* _What the exercise asks_
Print all of the data exactly as written.

-- Start of Data --

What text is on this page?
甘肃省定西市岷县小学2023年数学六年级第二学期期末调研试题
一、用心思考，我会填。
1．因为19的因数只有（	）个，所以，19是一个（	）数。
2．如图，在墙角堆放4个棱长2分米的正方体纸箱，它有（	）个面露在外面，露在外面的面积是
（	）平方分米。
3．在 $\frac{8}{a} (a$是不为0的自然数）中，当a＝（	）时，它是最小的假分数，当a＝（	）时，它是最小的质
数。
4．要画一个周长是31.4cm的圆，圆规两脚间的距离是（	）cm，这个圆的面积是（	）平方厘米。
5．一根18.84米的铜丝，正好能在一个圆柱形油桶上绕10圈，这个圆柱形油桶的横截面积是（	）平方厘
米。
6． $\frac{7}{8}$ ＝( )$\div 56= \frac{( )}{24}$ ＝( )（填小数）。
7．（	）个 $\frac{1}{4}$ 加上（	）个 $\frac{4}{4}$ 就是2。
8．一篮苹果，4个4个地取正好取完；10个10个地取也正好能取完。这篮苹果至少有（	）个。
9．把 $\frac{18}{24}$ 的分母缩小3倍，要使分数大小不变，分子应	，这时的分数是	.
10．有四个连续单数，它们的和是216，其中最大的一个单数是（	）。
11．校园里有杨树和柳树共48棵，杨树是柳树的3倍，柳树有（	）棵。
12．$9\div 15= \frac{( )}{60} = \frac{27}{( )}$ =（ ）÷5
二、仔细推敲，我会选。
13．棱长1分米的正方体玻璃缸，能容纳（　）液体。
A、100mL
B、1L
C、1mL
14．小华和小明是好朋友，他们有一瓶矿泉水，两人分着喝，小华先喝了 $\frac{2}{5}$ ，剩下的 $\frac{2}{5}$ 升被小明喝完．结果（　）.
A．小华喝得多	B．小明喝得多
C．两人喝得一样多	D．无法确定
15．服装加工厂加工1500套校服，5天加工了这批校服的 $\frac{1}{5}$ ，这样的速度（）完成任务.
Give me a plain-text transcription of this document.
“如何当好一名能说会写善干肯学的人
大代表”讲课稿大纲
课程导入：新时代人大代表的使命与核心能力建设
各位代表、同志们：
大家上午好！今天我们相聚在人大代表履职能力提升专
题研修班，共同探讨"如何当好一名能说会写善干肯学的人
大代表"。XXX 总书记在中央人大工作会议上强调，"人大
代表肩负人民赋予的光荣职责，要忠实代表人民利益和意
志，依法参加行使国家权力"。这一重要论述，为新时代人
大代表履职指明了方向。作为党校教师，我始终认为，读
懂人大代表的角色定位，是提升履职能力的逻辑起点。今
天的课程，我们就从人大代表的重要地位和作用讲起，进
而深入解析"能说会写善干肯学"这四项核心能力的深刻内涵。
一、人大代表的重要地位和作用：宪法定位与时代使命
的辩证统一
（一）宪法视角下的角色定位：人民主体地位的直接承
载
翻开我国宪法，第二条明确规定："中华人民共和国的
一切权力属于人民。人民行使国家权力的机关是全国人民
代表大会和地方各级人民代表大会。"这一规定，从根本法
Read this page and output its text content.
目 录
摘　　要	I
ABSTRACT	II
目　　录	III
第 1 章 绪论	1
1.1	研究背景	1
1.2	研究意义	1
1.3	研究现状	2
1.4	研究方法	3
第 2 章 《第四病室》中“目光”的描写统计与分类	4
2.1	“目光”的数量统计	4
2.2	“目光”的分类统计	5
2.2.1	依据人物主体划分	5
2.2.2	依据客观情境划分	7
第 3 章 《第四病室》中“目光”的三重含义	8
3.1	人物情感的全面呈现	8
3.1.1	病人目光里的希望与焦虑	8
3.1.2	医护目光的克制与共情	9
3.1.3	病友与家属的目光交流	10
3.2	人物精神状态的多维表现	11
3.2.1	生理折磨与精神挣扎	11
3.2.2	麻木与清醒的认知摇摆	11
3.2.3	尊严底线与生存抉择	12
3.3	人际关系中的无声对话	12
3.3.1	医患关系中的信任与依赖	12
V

-- End of Data --

* _Result of this exercise_
What text is on this page?
甘肃省定西市岷县小学2023年数学六年级第二学期期末调研试题
一、用心思考，我会填。
1．因为19的因数只有（	）个，所以，19是一个（	）数。
2．如图，在墙角堆放4个棱长2分米的正方体纸箱，它有（	）个面露在外面，露在外面的面积是
（	）平方分米。
3．在 $\frac{8}{a} (a$是不为0的自然数）中，当a＝（	）时，它是最小的假分数，当a＝（	）时，它是最小的质
数。
4．要画一个周长是31.4cm的圆，圆规两脚间的距离是（	）cm，这个圆的面积是（	）平方厘米。
5．一根18.84米的铜丝，正好能在一个圆柱形油桶上绕10圈，这个圆柱形油桶的横截面积是（	）平方厘
米。
6． $\frac{7}{8}$ ＝( )$\div 56= \frac{( )}{24}$ ＝( )（填小数）。
7．（	）个 $\frac{1}{4}$ 加上（	）个 $\frac{4}{4}$ 就是2。
8．一篮苹果，4个4个地取正好取完；10个10个地取也正好能取完。这篮苹果至少有（	）个。
9．把 $\frac{18}{24}$ 的分母缩小3倍，要使分数大小不变，分子应	，这时的分数是	.
10．有四个连续单数，它们的和是216，其中最大的一个单数是（	）。
11．校园里有杨树和柳树共48棵，杨树是柳树的3倍，柳树有（	）棵。
12．$9\div 15= \frac{( )}{60} = \frac{27}{( )}$ =（ ）÷5
二、仔细推敲，我会选。
13．棱长1分米的正方体玻璃缸，能容纳（　）液体。
A、100mL
B、1L
C、1mL
14．小华和小明是好朋友，他们有一瓶矿泉水，两人分着喝，小华先喝了 $\frac{2}{5}$ ，剩下的 $\frac{2}{5}$ 升被小明喝完．结果（　）.
A．小华喝得多	B．小明喝得多
C．两人喝得一样多	D．无法确定
15．服装加工厂加工1500套校服，5天加工了这批校服的 $\frac{1}{5}$ ，这样的速度（）完成任务.
Give me a plain-text transcription of this document.
“如何当好一名能说会写善干肯学的人
大代表”讲课稿大纲
课程导入：新时代人大代表的使命与核心能力建设
各位代表、同志们：
大家上午好！今天我们相聚在人大代表履职能力提升专
题研修班，共同探讨"如何当好一名能说会写善干肯学的人
大代表"。XXX 总书记在中央人大工作会议上强调，"人大
代表肩负人民赋予的光荣职责，要忠实代表人民利益和意
志，依法参加行使国家权力"。这一重要论述，为新时代人
大代表履职指明了方向。作为党校教师，我始终认为，读
懂人大代表的角色定位，是提升履职能力的逻辑起点。今
天的课程，我们就从人大代表的重要地位和作用讲起，进
而深入解析"能说会写善干肯学"这四项核心能力的深刻内涵。
一、人大代表的重要地位和作用：宪法定位与时代使命
的辩证统一
（一）宪法视角下的角色定位：人民主体地位的直接承
载
翻开我国宪法，第二条明确规定："中华人民共和国的
一切权力属于人民。人民行使国家权力的机关是全国人民
代表大会和地方各级人民代表大会。"这一规定，从根本法
Read this page and output its text content.
目 录
摘　　要	I
ABSTRACT	II
目　　录	III
第 1 章 绪论	1
1.1	研究背景	1
1.2	研究意义	1
1.3	研究现状	2
1.4	研究方法	3
第 2 章 《第四病室》中“目光”的描写统计与分类	4
2.1	“目光”的数量统计	4
2.2	“目光”的分类统计	5
2.2.1	依据人物主体划分	5
2.2.2	依据客观情境划分	7
第 3 章 《第四病室》中“目光”的三重含义	8
3.1	人物情感的全面呈现	8
3.1.1	病人目光里的希望与焦虑	8
3.1.2	医护目光的克制与共情	9
3.1.3	病友与家属的目光交流	10
3.2	人物精神状态的多维表现	11
3.2.1	生理折磨与精神挣扎	11
3.2.2	麻木与清醒的认知摇摆	11
3.2.3	尊严底线与生存抉择	12
3.3	人际关系中的无声对话	12
3.3.1	医患关系中的信任与依赖	12
V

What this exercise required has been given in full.